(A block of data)
..........
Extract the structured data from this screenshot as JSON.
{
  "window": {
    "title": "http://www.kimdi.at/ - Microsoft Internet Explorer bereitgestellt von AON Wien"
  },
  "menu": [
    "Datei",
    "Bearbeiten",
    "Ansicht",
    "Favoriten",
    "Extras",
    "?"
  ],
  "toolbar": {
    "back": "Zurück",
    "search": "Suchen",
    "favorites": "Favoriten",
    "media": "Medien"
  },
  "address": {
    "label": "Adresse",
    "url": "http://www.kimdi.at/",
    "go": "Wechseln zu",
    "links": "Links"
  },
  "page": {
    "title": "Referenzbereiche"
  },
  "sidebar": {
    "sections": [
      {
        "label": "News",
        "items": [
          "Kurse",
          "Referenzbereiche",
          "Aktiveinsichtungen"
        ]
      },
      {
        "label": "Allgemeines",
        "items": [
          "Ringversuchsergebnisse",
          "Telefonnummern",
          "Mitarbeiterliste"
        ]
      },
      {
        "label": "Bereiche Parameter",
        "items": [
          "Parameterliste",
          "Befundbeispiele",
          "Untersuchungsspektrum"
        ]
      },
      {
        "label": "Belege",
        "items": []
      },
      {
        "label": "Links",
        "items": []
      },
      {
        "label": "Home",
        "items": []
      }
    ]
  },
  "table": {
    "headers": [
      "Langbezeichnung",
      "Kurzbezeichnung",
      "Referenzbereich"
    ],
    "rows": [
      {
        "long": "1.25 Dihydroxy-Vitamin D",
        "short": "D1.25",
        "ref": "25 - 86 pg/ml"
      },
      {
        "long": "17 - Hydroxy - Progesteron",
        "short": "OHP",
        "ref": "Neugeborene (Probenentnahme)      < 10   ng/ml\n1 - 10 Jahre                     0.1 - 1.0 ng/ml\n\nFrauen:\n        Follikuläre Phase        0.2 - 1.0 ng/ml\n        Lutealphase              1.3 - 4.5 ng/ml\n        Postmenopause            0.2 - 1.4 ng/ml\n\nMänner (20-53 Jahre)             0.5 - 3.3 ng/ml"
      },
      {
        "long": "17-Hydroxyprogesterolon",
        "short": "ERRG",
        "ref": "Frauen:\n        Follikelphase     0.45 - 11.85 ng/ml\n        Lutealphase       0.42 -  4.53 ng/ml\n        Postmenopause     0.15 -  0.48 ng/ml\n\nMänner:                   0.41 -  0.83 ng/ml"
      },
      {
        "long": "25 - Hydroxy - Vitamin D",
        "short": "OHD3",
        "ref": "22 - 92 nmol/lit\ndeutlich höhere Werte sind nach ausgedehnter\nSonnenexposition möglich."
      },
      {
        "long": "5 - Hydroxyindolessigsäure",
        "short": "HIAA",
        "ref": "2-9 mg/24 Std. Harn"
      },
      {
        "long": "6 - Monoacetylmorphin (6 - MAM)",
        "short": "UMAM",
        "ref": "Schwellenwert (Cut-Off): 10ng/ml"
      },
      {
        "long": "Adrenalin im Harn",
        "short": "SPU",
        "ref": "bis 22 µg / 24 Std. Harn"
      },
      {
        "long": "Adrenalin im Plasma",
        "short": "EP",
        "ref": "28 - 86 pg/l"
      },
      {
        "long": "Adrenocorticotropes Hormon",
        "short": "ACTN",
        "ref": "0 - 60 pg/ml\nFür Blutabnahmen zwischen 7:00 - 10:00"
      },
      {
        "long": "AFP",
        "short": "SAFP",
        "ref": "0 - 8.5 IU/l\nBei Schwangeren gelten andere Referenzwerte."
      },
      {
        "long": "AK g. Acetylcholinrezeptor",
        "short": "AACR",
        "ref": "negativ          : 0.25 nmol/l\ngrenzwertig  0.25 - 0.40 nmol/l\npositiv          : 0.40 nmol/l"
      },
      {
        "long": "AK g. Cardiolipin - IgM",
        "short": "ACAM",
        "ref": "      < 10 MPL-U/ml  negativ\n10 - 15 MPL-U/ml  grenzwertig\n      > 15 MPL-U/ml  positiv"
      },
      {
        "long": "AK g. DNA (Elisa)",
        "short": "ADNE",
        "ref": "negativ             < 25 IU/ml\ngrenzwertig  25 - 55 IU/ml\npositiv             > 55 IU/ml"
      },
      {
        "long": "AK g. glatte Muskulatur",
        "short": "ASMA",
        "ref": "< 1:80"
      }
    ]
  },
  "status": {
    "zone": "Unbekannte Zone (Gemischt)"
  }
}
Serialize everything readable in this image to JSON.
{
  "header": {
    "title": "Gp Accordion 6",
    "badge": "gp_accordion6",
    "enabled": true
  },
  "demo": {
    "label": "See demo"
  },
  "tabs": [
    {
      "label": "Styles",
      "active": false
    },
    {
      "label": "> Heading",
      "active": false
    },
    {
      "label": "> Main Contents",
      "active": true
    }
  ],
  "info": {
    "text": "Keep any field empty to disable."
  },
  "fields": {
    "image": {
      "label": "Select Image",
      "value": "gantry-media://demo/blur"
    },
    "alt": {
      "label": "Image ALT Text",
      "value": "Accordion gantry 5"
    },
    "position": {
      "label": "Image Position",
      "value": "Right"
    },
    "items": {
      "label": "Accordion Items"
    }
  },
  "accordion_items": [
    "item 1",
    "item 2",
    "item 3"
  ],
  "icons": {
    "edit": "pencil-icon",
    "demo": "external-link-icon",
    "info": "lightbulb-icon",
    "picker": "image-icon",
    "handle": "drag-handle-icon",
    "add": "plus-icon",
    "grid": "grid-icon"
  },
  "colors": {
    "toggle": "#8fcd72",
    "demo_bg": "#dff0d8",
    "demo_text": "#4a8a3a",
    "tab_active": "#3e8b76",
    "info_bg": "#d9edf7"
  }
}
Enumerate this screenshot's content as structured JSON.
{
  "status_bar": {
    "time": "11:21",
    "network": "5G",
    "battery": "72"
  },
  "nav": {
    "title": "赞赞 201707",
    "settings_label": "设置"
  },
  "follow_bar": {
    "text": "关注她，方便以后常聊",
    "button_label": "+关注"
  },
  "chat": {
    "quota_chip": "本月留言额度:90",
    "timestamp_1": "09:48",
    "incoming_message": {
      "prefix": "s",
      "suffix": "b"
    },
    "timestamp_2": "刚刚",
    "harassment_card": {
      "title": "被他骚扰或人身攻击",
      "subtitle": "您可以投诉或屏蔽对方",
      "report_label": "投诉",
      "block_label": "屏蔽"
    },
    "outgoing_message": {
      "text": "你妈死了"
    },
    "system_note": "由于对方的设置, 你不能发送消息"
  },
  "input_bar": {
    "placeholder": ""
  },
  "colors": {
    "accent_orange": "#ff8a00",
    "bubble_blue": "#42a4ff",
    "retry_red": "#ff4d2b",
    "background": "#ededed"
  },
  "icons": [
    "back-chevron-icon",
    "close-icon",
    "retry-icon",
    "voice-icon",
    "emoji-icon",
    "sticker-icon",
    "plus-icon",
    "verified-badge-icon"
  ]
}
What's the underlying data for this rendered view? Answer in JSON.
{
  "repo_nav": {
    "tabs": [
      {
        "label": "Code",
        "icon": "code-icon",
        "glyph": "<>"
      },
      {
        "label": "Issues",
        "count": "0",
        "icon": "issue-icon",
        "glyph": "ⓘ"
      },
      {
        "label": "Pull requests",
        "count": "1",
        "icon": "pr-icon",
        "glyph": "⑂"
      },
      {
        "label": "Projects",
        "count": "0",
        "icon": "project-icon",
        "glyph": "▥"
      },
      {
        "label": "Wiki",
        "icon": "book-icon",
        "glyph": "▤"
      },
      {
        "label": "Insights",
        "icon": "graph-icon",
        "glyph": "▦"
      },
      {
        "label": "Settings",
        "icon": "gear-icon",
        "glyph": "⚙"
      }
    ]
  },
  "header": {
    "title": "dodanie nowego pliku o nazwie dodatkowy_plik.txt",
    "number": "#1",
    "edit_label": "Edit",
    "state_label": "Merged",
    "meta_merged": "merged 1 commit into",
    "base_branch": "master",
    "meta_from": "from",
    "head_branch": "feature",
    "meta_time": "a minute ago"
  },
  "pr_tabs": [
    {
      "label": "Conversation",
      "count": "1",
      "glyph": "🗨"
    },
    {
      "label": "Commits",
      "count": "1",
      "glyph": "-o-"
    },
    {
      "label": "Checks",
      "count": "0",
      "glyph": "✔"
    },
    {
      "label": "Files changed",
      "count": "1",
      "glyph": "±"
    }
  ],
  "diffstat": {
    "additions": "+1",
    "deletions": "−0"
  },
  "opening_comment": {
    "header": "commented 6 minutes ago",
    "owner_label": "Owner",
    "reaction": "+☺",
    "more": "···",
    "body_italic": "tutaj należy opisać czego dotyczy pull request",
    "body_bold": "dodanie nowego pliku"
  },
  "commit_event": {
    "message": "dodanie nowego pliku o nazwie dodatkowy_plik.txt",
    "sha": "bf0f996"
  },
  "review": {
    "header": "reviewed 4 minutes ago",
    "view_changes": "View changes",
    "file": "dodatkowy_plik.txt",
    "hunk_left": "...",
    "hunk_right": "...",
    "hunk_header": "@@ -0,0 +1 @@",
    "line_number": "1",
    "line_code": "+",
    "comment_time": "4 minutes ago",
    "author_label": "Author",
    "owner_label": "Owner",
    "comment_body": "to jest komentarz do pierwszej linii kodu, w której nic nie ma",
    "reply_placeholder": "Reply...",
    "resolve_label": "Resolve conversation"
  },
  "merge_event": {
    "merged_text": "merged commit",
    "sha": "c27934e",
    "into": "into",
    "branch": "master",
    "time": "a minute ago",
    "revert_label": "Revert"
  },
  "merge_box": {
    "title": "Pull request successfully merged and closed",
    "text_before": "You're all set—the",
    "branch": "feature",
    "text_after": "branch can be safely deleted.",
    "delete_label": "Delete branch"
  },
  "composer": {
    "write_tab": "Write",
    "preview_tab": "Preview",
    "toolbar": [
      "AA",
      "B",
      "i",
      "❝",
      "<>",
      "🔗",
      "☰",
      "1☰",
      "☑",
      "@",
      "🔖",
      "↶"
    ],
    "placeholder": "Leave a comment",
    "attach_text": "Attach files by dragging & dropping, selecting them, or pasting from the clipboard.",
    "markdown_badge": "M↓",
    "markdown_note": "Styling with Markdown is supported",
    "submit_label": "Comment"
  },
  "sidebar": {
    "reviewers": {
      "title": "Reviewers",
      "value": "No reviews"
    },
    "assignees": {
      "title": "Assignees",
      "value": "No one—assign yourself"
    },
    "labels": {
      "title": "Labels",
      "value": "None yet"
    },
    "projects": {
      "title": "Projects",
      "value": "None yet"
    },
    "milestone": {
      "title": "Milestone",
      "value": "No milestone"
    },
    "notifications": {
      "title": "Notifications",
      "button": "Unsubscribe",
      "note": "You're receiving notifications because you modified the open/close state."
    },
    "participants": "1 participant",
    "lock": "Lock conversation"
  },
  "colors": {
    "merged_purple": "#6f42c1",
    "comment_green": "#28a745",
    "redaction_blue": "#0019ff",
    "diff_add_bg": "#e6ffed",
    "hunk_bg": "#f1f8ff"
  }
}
..........
#### [The exercise]
From the data above, work out how many lines hold "JSON". Answer with the number alone.

#### [Worked answer]
4